* **Set exercise**: Count how many lines hold the string "title". Answer with that number and nothing more.

* **Supplied information**:
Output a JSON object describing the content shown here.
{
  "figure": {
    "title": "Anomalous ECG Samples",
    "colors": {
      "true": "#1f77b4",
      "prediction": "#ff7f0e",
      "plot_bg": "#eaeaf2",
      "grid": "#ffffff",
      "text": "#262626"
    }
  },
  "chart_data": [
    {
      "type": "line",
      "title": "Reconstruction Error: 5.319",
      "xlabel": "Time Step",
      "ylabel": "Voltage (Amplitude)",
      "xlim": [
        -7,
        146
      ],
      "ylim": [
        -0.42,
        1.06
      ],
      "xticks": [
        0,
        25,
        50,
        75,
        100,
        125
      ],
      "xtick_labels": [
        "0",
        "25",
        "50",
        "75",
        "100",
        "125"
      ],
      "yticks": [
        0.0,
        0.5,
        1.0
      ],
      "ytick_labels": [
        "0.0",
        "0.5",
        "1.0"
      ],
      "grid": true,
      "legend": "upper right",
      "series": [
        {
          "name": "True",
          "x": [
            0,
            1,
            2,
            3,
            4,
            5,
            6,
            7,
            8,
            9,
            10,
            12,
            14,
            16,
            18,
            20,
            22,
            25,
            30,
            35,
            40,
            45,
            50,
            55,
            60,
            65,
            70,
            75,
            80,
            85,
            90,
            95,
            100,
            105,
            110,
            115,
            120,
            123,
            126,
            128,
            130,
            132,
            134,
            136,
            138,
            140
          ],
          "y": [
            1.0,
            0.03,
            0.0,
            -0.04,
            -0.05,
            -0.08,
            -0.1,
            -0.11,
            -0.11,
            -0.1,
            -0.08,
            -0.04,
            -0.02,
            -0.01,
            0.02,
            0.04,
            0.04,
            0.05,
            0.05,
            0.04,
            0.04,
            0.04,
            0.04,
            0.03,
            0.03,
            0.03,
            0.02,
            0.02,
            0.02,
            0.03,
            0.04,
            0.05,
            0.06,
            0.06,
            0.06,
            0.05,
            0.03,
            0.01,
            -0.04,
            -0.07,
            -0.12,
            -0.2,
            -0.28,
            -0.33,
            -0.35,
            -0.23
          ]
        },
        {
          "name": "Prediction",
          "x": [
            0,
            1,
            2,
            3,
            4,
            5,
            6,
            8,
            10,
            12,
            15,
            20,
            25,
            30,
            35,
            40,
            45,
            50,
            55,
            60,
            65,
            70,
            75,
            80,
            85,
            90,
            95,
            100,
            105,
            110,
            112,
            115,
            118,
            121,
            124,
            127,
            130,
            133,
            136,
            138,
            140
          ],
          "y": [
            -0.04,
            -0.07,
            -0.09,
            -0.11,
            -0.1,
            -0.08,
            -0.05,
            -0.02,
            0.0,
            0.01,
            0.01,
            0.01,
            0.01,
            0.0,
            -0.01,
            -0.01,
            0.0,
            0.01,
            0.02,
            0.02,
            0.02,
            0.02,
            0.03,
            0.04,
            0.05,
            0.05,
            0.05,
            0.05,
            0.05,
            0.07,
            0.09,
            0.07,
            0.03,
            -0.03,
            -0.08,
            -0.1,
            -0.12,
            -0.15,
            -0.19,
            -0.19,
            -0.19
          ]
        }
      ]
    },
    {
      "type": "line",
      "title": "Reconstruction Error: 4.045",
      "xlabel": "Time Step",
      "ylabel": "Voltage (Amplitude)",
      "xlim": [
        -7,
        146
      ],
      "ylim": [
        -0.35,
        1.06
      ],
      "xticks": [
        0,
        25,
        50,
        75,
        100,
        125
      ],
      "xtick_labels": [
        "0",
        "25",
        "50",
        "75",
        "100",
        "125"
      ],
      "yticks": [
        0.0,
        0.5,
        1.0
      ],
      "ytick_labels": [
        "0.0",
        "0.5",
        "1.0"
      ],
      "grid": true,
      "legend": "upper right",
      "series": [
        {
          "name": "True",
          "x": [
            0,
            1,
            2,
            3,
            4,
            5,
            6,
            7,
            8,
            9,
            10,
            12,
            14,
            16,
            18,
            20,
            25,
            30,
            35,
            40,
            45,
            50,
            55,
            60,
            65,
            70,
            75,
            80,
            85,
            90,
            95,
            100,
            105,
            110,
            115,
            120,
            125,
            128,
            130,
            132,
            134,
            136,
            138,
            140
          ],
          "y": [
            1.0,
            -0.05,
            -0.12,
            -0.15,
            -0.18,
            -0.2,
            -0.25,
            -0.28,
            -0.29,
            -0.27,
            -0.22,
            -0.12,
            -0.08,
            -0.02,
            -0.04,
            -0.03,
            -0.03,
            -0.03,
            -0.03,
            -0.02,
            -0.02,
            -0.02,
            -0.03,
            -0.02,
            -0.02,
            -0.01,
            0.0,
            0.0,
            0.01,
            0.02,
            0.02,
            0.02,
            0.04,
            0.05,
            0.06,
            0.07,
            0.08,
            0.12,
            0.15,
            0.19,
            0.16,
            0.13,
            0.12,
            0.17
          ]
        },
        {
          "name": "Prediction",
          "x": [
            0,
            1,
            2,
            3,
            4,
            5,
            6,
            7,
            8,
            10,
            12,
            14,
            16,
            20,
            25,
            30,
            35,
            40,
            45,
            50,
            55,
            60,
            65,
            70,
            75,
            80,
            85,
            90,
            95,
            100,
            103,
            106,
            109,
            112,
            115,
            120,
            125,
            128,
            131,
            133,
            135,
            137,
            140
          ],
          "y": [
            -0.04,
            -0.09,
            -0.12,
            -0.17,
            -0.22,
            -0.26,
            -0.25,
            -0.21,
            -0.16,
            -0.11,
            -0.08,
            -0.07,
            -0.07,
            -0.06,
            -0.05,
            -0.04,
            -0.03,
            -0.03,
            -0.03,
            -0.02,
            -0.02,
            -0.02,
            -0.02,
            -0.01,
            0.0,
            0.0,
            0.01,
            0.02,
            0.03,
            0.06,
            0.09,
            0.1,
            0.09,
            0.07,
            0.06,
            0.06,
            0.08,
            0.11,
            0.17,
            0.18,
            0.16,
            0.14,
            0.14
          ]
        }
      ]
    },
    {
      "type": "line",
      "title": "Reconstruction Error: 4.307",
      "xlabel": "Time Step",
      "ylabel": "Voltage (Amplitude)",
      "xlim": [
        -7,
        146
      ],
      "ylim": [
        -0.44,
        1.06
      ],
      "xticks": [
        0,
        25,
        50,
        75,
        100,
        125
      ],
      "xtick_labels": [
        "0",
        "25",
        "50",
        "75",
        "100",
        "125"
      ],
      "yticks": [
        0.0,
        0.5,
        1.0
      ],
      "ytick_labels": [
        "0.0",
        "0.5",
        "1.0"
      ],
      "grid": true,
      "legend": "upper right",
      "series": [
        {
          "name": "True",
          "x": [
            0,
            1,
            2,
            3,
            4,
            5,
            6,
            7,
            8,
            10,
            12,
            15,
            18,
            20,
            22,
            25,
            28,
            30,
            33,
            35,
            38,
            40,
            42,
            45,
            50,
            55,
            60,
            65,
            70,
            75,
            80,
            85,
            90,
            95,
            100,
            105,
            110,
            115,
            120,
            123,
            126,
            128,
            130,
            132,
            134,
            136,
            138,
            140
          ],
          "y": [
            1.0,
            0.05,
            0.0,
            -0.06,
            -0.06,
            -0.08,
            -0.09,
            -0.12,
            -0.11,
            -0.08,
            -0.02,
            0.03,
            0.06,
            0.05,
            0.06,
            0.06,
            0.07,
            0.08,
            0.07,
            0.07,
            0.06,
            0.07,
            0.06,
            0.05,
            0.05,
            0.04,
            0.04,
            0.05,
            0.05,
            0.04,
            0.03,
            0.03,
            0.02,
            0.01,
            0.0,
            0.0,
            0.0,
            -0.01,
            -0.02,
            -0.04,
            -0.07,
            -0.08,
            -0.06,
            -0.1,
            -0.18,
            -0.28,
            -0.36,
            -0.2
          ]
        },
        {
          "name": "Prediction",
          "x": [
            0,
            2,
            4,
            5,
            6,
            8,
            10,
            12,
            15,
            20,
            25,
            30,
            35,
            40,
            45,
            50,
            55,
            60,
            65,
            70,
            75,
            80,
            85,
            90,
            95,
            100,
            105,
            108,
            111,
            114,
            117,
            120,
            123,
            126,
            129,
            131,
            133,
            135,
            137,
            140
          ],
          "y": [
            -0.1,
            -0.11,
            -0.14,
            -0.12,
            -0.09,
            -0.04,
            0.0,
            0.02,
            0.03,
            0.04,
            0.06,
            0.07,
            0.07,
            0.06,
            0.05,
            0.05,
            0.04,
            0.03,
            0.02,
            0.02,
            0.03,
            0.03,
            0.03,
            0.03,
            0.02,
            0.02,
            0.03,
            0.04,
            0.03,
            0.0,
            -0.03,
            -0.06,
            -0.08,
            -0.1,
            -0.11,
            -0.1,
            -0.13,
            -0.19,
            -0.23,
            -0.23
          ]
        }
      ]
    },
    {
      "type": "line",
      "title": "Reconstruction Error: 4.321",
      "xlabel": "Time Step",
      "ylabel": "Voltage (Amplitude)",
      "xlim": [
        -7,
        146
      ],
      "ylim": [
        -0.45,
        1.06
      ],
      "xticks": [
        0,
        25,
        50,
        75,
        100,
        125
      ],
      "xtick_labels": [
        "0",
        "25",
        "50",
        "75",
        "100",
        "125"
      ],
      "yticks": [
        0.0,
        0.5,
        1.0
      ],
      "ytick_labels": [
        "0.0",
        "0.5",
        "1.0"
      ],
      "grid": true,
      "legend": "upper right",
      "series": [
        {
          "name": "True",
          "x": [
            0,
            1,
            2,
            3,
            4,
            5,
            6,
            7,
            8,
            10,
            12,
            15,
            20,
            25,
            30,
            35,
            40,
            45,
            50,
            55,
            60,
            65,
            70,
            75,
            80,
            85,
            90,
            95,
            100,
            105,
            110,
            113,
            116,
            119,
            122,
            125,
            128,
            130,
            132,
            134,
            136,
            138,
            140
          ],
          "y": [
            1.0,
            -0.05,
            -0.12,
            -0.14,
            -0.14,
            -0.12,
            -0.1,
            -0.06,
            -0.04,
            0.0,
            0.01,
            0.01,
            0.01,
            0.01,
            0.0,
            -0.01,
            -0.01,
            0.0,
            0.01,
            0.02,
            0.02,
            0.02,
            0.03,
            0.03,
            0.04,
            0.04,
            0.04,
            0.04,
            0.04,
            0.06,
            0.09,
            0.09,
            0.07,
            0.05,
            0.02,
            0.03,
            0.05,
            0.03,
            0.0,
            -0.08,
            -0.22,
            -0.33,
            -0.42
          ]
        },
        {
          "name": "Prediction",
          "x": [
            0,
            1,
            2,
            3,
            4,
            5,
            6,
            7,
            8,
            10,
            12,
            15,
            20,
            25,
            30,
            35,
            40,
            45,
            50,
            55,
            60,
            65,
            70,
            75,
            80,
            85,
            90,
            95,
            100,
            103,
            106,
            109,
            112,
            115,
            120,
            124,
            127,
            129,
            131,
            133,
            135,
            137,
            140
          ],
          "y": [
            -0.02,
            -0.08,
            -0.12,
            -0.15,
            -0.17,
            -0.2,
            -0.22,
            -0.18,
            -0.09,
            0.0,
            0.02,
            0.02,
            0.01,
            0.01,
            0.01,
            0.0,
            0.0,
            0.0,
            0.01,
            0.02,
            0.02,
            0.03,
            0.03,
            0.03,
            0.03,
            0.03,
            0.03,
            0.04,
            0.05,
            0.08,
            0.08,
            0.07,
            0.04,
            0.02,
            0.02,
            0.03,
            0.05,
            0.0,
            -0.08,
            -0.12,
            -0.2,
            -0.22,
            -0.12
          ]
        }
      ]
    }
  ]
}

* **Solution to this exercise**: 5